Begin Information provided
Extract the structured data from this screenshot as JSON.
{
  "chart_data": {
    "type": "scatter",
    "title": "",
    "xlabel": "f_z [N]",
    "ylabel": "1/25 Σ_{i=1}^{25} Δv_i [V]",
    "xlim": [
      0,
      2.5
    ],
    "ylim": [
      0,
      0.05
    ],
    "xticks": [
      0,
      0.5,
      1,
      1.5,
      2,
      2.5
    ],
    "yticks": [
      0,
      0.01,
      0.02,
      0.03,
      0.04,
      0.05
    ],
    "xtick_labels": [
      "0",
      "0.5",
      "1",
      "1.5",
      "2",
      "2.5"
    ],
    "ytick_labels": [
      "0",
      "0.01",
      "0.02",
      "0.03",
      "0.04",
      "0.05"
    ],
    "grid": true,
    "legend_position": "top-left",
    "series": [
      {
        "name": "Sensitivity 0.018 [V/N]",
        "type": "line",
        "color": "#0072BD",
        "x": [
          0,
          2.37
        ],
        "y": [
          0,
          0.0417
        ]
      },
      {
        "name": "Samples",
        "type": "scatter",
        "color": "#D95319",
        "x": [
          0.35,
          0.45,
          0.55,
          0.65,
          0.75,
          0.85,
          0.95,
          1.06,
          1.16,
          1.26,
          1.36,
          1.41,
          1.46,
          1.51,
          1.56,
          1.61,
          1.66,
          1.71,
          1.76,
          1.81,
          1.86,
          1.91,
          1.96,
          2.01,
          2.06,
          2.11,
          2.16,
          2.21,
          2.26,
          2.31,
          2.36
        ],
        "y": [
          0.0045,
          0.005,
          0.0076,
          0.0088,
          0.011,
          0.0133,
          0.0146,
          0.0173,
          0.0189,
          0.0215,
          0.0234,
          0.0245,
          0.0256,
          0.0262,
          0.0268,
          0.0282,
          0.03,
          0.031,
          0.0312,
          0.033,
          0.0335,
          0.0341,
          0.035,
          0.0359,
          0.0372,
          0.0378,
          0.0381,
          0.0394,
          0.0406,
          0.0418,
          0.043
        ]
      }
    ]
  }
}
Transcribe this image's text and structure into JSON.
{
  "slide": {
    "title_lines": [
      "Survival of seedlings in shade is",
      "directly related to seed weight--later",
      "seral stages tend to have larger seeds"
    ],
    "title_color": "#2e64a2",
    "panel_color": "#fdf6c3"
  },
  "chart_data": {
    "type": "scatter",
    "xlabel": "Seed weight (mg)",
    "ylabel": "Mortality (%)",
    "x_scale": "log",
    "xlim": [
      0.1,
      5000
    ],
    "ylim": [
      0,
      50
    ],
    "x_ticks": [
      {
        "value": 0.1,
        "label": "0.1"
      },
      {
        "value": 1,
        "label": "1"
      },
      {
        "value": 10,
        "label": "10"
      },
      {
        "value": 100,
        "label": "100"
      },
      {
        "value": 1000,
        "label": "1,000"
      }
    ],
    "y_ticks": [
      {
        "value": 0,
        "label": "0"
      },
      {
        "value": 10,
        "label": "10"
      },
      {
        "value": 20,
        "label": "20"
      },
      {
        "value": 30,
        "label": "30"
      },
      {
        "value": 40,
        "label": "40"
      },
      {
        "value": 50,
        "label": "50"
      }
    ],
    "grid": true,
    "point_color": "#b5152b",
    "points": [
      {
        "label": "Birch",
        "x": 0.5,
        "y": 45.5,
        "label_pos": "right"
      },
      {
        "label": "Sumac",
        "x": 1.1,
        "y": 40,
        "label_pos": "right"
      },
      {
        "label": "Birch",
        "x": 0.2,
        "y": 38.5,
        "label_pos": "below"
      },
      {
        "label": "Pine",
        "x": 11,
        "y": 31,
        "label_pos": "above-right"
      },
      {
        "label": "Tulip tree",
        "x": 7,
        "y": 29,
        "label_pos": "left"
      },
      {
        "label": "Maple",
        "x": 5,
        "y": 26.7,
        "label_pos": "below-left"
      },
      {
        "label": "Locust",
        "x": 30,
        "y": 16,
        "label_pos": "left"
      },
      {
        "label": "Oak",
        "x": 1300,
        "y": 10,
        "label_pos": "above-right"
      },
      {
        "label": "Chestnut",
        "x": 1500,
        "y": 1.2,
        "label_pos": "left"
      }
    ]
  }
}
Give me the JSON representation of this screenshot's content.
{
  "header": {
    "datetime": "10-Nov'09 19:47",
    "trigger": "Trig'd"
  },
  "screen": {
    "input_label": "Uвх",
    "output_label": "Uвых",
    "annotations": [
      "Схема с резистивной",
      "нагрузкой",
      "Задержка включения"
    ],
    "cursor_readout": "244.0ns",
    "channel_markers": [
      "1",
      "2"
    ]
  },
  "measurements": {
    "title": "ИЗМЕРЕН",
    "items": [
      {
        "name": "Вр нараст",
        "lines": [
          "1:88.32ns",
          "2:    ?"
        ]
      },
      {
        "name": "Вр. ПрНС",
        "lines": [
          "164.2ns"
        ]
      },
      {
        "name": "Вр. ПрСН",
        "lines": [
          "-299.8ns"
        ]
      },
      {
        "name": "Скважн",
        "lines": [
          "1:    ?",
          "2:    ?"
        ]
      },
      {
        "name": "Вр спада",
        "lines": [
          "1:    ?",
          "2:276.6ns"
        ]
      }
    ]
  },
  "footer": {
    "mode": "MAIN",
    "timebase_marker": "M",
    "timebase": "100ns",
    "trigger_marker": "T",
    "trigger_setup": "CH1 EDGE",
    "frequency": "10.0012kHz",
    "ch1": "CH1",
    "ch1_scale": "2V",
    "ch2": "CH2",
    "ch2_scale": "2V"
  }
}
End Information provided
* What you need to do *
Your answer should be a single number: the count of lines in the entries that contain the word "type".

* Exercise output *
4